*Objective*: Repeat every entry word for word, skipping the pictures.

** START Raw records **

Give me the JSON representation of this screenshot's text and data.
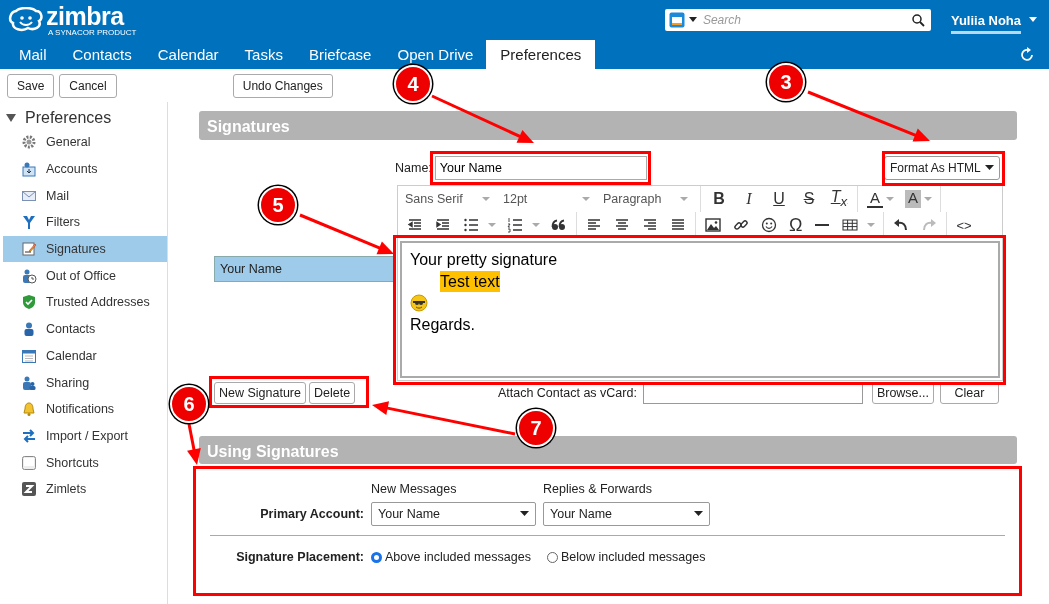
{
  "header": {
    "logo": "zimbra",
    "logo_tagline": "A SYNACOR PRODUCT",
    "search": {
      "placeholder": "Search"
    },
    "user": "Yuliia Noha"
  },
  "tabs": [
    {
      "label": "Mail",
      "selected": false
    },
    {
      "label": "Contacts",
      "selected": false
    },
    {
      "label": "Calendar",
      "selected": false
    },
    {
      "label": "Tasks",
      "selected": false
    },
    {
      "label": "Briefcase",
      "selected": false
    },
    {
      "label": "Open Drive",
      "selected": false
    },
    {
      "label": "Preferences",
      "selected": true
    }
  ],
  "toolbar": {
    "buttons": [
      "Save",
      "Cancel"
    ],
    "undo": "Undo Changes"
  },
  "sidebar": {
    "title": "Preferences",
    "expanded": true,
    "items": [
      {
        "label": "General",
        "selected": false
      },
      {
        "label": "Accounts",
        "selected": false
      },
      {
        "label": "Mail",
        "selected": false
      },
      {
        "label": "Filters",
        "selected": false
      },
      {
        "label": "Signatures",
        "selected": true
      },
      {
        "label": "Out of Office",
        "selected": false
      },
      {
        "label": "Trusted Addresses",
        "selected": false
      },
      {
        "label": "Contacts",
        "selected": false
      },
      {
        "label": "Calendar",
        "selected": false
      },
      {
        "label": "Sharing",
        "selected": false
      },
      {
        "label": "Notifications",
        "selected": false
      },
      {
        "label": "Import / Export",
        "selected": false
      },
      {
        "label": "Shortcuts",
        "selected": false
      },
      {
        "label": "Zimlets",
        "selected": false
      }
    ]
  },
  "signatures": {
    "title": "Signatures",
    "list": [
      {
        "label": "Your Name",
        "selected": true
      }
    ],
    "name_label": "Name:",
    "name_value": "Your Name",
    "format": "Format As HTML",
    "editor": {
      "font": "Sans Serif",
      "size": "12pt",
      "block": "Paragraph",
      "format_buttons": [
        "B",
        "I",
        "U",
        "S",
        "T$_{x}$"
      ],
      "color_buttons": [
        "A",
        "A"
      ],
      "symbol": "Ω",
      "code": "<>",
      "lines": [
        {
          "kind": "plain",
          "text": "Your pretty signature"
        },
        {
          "kind": "highlight",
          "text": "Test text"
        },
        {
          "kind": "emoji"
        },
        {
          "kind": "plain",
          "text": "Regards."
        }
      ]
    },
    "buttons": [
      "New Signature",
      "Delete"
    ],
    "vcard_label": "Attach Contact as vCard:",
    "vcard_buttons": [
      "Browse...",
      "Clear"
    ]
  },
  "using": {
    "title": "Using Signatures",
    "columns": [
      "New Messages",
      "Replies & Forwards"
    ],
    "account_label": "Primary Account:",
    "account_values": [
      "Your Name",
      "Your Name"
    ],
    "placement_label": "Signature Placement:",
    "placement_options": [
      {
        "label": "Above included messages",
        "selected": true
      },
      {
        "label": "Below included messages",
        "selected": false
      }
    ]
  },
  "annotations": [
    {
      "number": "4"
    },
    {
      "number": "3"
    },
    {
      "number": "5"
    },
    {
      "number": "6"
    },
    {
      "number": "7"
    }
  ]
}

** END Raw records **

*Result of this exercise*:
Give me the JSON representation of this screenshot's text and data.
{
  "header": {
    "logo": "zimbra",
    "logo_tagline": "A SYNACOR PRODUCT",
    "search": {
      "placeholder": "Search"
    },
    "user": "Yuliia Noha"
  },
  "tabs": [
    {
      "label": "Mail",
      "selected": false
    },
    {
      "label": "Contacts",
      "selected": false
    },
    {
      "label": "Calendar",
      "selected": false
    },
    {
      "label": "Tasks",
      "selected": false
    },
    {
      "label": "Briefcase",
      "selected": false
    },
    {
      "label": "Open Drive",
      "selected": false
    },
    {
      "label": "Preferences",
      "selected": true
    }
  ],
  "toolbar": {
    "buttons": [
      "Save",
      "Cancel"
    ],
    "undo": "Undo Changes"
  },
  "sidebar": {
    "title": "Preferences",
    "expanded": true,
    "items": [
      {
        "label": "General",
        "selected": false
      },
      {
        "label": "Accounts",
        "selected": false
      },
      {
        "label": "Mail",
        "selected": false
      },
      {
        "label": "Filters",
        "selected": false
      },
      {
        "label": "Signatures",
        "selected": true
      },
      {
        "label": "Out of Office",
        "selected": false
      },
      {
        "label": "Trusted Addresses",
        "selected": false
      },
      {
        "label": "Contacts",
        "selected": false
      },
      {
        "label": "Calendar",
        "selected": false
      },
      {
        "label": "Sharing",
        "selected": false
      },
      {
        "label": "Notifications",
        "selected": false
      },
      {
        "label": "Import / Export",
        "selected": false
      },
      {
        "label": "Shortcuts",
        "selected": false
      },
      {
        "label": "Zimlets",
        "selected": false
      }
    ]
  },
  "signatures": {
    "title": "Signatures",
    "list": [
      {
        "label": "Your Name",
        "selected": true
      }
    ],
    "name_label": "Name:",
    "name_value": "Your Name",
    "format": "Format As HTML",
    "editor": {
      "font": "Sans Serif",
      "size": "12pt",
      "block": "Paragraph",
      "format_buttons": [
        "B",
        "I",
        "U",
        "S",
        "T$_{x}$"
      ],
      "color_buttons": [
        "A",
        "A"
      ],
      "symbol": "Ω",
      "code": "<>",
      "lines": [
        {
          "kind": "plain",
          "text": "Your pretty signature"
        },
        {
          "kind": "highlight",
          "text": "Test text"
        },
        {
          "kind": "emoji"
        },
        {
          "kind": "plain",
          "text": "Regards."
        }
      ]
    },
    "buttons": [
      "New Signature",
      "Delete"
    ],
    "vcard_label": "Attach Contact as vCard:",
    "vcard_buttons": [
      "Browse...",
      "Clear"
    ]
  },
  "using": {
    "title": "Using Signatures",
    "columns": [
      "New Messages",
      "Replies & Forwards"
    ],
    "account_label": "Primary Account:",
    "account_values": [
      "Your Name",
      "Your Name"
    ],
    "placement_label": "Signature Placement:",
    "placement_options": [
      {
        "label": "Above included messages",
        "selected": true
      },
      {
        "label": "Below included messages",
        "selected": false
      }
    ]
  },
  "annotations": [
    {
      "number": "4"
    },
    {
      "number": "3"
    },
    {
      "number": "5"
    },
    {
      "number": "6"
    },
    {
      "number": "7"
    }
  ]
}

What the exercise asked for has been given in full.